● **Task to complete**:
Look through the listing for the word "this". Copy each line that has it.

● **Saved data entries**:
☆ ☆ ☆ ☆ ☆ ☆ ☆

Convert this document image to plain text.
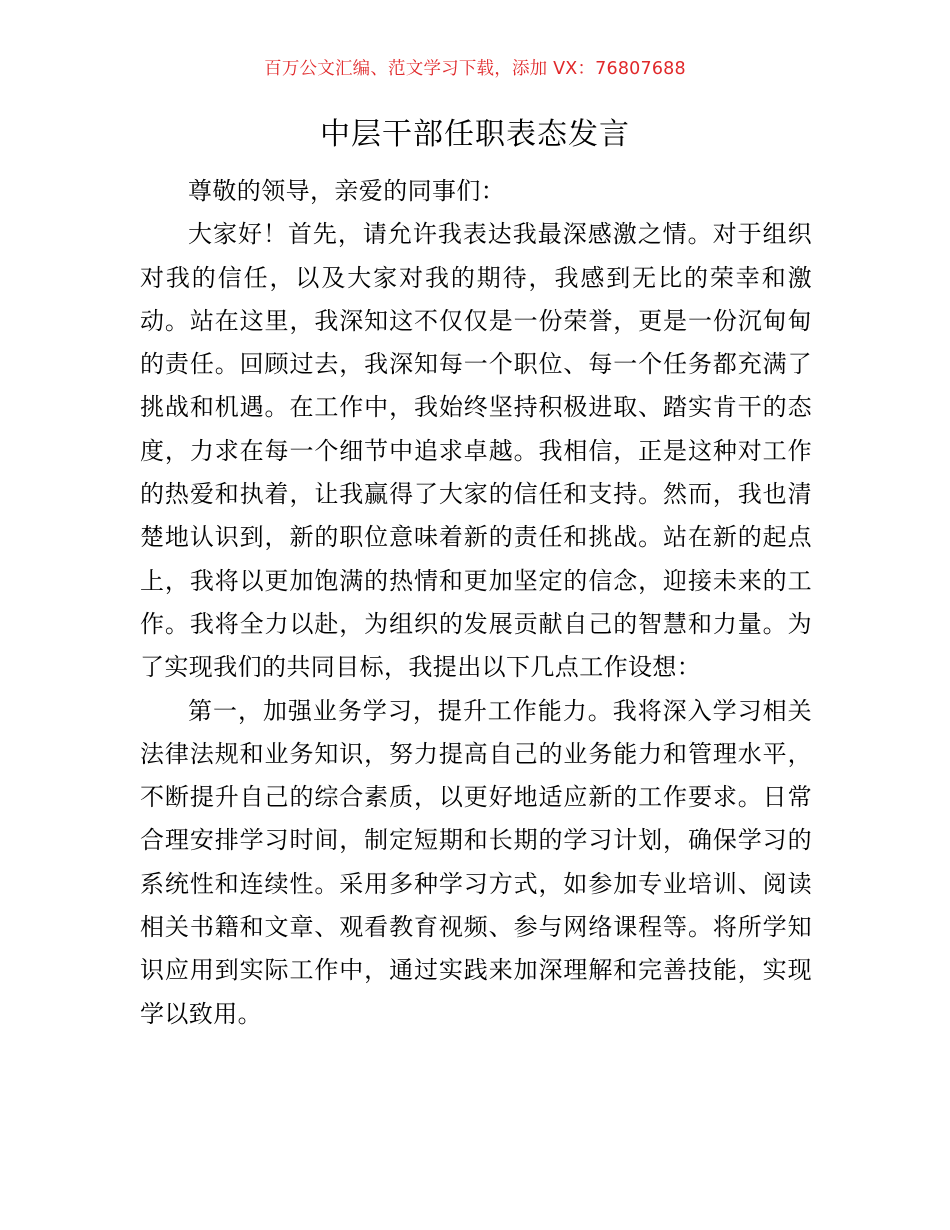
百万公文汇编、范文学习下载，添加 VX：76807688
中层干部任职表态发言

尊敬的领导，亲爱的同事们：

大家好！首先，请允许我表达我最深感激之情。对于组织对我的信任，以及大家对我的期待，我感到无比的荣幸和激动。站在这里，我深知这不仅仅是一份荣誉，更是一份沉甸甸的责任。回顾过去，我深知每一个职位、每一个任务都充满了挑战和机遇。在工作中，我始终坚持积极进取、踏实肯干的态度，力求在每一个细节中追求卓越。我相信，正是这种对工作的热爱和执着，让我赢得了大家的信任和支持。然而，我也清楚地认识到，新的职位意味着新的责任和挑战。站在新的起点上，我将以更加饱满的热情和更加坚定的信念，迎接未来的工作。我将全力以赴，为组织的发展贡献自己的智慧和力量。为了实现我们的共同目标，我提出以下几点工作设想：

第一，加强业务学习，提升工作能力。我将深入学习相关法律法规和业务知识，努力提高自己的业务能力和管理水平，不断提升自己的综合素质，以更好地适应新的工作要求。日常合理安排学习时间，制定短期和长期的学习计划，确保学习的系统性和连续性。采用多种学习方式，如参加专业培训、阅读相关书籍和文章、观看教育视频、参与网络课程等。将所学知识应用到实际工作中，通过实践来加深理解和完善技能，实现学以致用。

☆ ☆ ☆ ☆ ☆ ☆ ☆

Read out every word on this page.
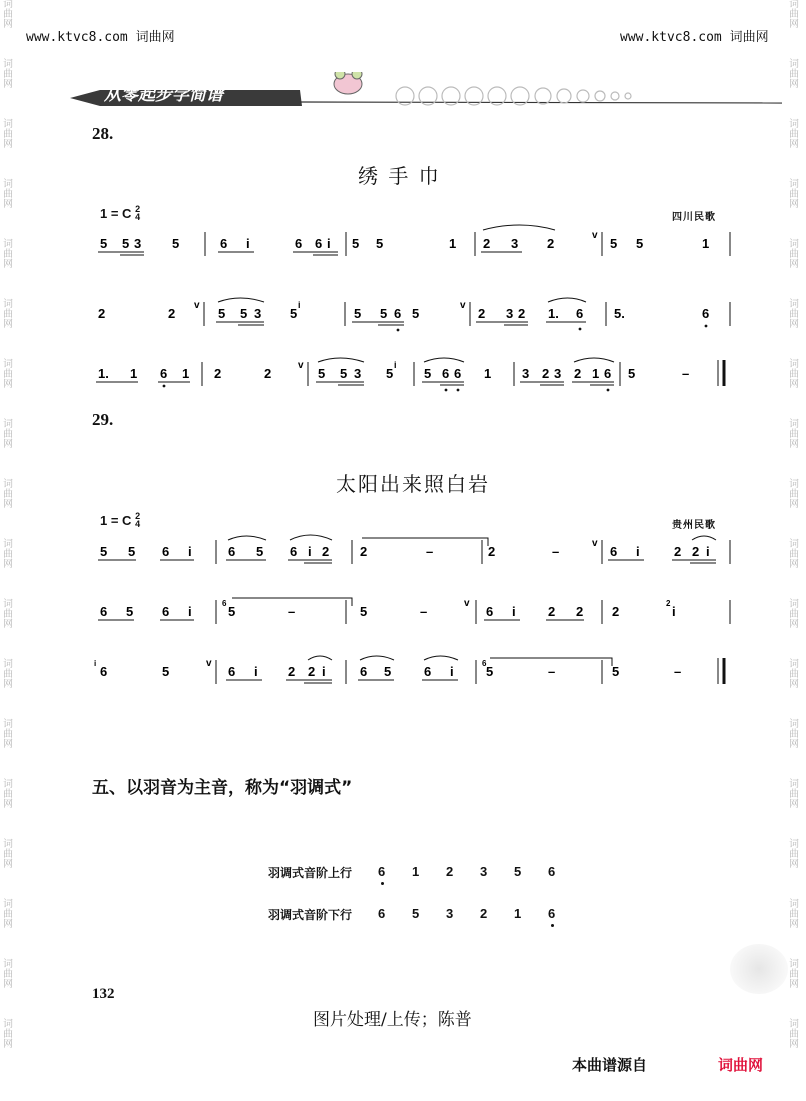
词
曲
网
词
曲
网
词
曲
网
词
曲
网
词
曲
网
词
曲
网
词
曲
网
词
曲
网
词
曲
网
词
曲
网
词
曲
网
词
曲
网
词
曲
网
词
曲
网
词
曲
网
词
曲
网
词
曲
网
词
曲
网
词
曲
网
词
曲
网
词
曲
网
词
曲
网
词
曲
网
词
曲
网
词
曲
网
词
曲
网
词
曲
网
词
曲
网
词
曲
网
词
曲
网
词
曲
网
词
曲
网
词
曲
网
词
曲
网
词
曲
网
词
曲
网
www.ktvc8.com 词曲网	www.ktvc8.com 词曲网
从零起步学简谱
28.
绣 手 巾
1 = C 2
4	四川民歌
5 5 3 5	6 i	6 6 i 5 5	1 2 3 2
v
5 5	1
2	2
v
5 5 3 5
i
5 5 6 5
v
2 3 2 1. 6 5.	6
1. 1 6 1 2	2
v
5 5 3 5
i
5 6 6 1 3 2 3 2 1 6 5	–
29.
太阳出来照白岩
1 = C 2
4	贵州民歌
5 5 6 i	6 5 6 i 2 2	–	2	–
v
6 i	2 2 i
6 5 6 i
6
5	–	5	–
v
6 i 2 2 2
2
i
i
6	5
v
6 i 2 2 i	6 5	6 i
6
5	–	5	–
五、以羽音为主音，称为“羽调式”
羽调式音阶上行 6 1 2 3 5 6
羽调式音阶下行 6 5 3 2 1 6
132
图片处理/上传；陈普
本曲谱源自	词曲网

☆ ☆ ☆ ☆ ☆ ☆ ☆

● **Solved problem**:
Convert this document image to plain text.
Read out every word on this page.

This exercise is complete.